WRITTEN TASK: The records are to be restated in their entirety, word for word.

━━━ MATERIAL FOR THE TASK

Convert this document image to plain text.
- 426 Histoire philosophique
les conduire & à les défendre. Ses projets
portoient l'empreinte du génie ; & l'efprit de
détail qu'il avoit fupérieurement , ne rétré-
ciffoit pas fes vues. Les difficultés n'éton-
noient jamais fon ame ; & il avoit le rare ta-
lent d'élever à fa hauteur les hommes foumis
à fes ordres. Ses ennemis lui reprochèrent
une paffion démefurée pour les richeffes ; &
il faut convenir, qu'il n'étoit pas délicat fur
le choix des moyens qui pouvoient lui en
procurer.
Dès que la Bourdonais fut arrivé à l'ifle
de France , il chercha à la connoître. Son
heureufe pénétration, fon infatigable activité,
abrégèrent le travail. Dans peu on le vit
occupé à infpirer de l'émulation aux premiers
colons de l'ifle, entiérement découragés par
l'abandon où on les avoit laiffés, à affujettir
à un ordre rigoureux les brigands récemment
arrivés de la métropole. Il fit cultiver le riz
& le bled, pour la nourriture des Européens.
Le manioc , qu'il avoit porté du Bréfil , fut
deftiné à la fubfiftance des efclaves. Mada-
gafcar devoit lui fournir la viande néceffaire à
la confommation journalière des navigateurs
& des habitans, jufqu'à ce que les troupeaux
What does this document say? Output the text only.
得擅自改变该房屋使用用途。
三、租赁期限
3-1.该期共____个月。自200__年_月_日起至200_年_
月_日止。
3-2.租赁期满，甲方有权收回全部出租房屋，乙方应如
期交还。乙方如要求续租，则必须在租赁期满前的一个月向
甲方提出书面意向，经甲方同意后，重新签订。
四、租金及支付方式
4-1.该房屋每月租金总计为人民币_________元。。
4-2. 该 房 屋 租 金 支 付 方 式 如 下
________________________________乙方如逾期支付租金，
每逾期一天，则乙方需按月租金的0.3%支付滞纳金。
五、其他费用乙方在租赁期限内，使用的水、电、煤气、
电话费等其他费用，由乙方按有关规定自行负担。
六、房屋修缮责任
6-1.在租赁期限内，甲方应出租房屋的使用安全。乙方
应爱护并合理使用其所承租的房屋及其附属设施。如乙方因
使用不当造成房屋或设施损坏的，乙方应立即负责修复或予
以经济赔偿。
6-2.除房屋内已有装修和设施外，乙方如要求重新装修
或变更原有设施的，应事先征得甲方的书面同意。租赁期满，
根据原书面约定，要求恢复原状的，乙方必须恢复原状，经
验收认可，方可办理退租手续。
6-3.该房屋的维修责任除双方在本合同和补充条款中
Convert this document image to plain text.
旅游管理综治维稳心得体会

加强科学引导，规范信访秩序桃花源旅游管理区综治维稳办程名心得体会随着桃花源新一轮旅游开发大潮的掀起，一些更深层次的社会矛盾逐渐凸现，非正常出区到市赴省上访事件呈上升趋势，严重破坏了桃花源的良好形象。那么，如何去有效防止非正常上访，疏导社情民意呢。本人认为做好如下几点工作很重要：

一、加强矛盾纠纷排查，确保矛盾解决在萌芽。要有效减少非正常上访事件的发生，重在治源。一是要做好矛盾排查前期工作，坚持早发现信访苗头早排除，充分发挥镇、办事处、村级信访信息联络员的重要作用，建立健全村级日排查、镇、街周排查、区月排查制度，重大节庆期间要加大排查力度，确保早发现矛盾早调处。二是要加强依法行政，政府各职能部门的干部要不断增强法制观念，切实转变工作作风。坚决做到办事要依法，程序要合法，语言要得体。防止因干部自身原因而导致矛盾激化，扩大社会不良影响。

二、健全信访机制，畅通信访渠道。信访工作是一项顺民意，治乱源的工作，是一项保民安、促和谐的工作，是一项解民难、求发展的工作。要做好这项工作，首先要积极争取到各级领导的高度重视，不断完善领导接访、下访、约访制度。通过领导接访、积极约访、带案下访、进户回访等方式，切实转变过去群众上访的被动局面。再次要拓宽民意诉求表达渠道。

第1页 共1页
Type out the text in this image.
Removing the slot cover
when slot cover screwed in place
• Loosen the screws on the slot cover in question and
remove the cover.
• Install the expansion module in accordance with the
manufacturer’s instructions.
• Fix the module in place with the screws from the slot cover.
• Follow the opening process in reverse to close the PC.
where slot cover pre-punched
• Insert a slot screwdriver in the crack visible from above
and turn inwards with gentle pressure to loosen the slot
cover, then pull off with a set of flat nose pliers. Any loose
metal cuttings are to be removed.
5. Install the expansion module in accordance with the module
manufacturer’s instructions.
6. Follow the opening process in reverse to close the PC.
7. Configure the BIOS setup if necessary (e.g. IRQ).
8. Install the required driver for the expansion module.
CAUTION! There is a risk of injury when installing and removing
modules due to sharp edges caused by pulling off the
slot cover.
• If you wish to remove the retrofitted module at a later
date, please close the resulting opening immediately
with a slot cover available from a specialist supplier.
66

━━━━━━

FULL RESPONSE:
Convert this document image to plain text.
- 426 Histoire philosophique
les conduire & à les défendre. Ses projets
portoient l'empreinte du génie ; & l'efprit de
détail qu'il avoit fupérieurement , ne rétré-
ciffoit pas fes vues. Les difficultés n'éton-
noient jamais fon ame ; & il avoit le rare ta-
lent d'élever à fa hauteur les hommes foumis
à fes ordres. Ses ennemis lui reprochèrent
une paffion démefurée pour les richeffes ; &
il faut convenir, qu'il n'étoit pas délicat fur
le choix des moyens qui pouvoient lui en
procurer.
Dès que la Bourdonais fut arrivé à l'ifle
de France , il chercha à la connoître. Son
heureufe pénétration, fon infatigable activité,
abrégèrent le travail. Dans peu on le vit
occupé à infpirer de l'émulation aux premiers
colons de l'ifle, entiérement découragés par
l'abandon où on les avoit laiffés, à affujettir
à un ordre rigoureux les brigands récemment
arrivés de la métropole. Il fit cultiver le riz
& le bled, pour la nourriture des Européens.
Le manioc , qu'il avoit porté du Bréfil , fut
deftiné à la fubfiftance des efclaves. Mada-
gafcar devoit lui fournir la viande néceffaire à
la confommation journalière des navigateurs
& des habitans, jufqu'à ce que les troupeaux
What does this document say? Output the text only.
得擅自改变该房屋使用用途。
三、租赁期限
3-1.该期共____个月。自200__年_月_日起至200_年_
月_日止。
3-2.租赁期满，甲方有权收回全部出租房屋，乙方应如
期交还。乙方如要求续租，则必须在租赁期满前的一个月向
甲方提出书面意向，经甲方同意后，重新签订。
四、租金及支付方式
4-1.该房屋每月租金总计为人民币_________元。。
4-2. 该 房 屋 租 金 支 付 方 式 如 下
________________________________乙方如逾期支付租金，
每逾期一天，则乙方需按月租金的0.3%支付滞纳金。
五、其他费用乙方在租赁期限内，使用的水、电、煤气、
电话费等其他费用，由乙方按有关规定自行负担。
六、房屋修缮责任
6-1.在租赁期限内，甲方应出租房屋的使用安全。乙方
应爱护并合理使用其所承租的房屋及其附属设施。如乙方因
使用不当造成房屋或设施损坏的，乙方应立即负责修复或予
以经济赔偿。
6-2.除房屋内已有装修和设施外，乙方如要求重新装修
或变更原有设施的，应事先征得甲方的书面同意。租赁期满，
根据原书面约定，要求恢复原状的，乙方必须恢复原状，经
验收认可，方可办理退租手续。
6-3.该房屋的维修责任除双方在本合同和补充条款中
Convert this document image to plain text.
旅游管理综治维稳心得体会

加强科学引导，规范信访秩序桃花源旅游管理区综治维稳办程名心得体会随着桃花源新一轮旅游开发大潮的掀起，一些更深层次的社会矛盾逐渐凸现，非正常出区到市赴省上访事件呈上升趋势，严重破坏了桃花源的良好形象。那么，如何去有效防止非正常上访，疏导社情民意呢。本人认为做好如下几点工作很重要：

一、加强矛盾纠纷排查，确保矛盾解决在萌芽。要有效减少非正常上访事件的发生，重在治源。一是要做好矛盾排查前期工作，坚持早发现信访苗头早排除，充分发挥镇、办事处、村级信访信息联络员的重要作用，建立健全村级日排查、镇、街周排查、区月排查制度，重大节庆期间要加大排查力度，确保早发现矛盾早调处。二是要加强依法行政，政府各职能部门的干部要不断增强法制观念，切实转变工作作风。坚决做到办事要依法，程序要合法，语言要得体。防止因干部自身原因而导致矛盾激化，扩大社会不良影响。

二、健全信访机制，畅通信访渠道。信访工作是一项顺民意，治乱源的工作，是一项保民安、促和谐的工作，是一项解民难、求发展的工作。要做好这项工作，首先要积极争取到各级领导的高度重视，不断完善领导接访、下访、约访制度。通过领导接访、积极约访、带案下访、进户回访等方式，切实转变过去群众上访的被动局面。再次要拓宽民意诉求表达渠道。

第1页 共1页
Type out the text in this image.
Removing the slot cover
when slot cover screwed in place
• Loosen the screws on the slot cover in question and
remove the cover.
• Install the expansion module in accordance with the
manufacturer’s instructions.
• Fix the module in place with the screws from the slot cover.
• Follow the opening process in reverse to close the PC.
where slot cover pre-punched
• Insert a slot screwdriver in the crack visible from above
and turn inwards with gentle pressure to loosen the slot
cover, then pull off with a set of flat nose pliers. Any loose
metal cuttings are to be removed.
5. Install the expansion module in accordance with the module
manufacturer’s instructions.
6. Follow the opening process in reverse to close the PC.
7. Configure the BIOS setup if necessary (e.g. IRQ).
8. Install the required driver for the expansion module.
CAUTION! There is a risk of injury when installing and removing
modules due to sharp edges caused by pulling off the
slot cover.
• If you wish to remove the retrofitted module at a later
date, please close the resulting opening immediately
with a slot cover available from a specialist supplier.
66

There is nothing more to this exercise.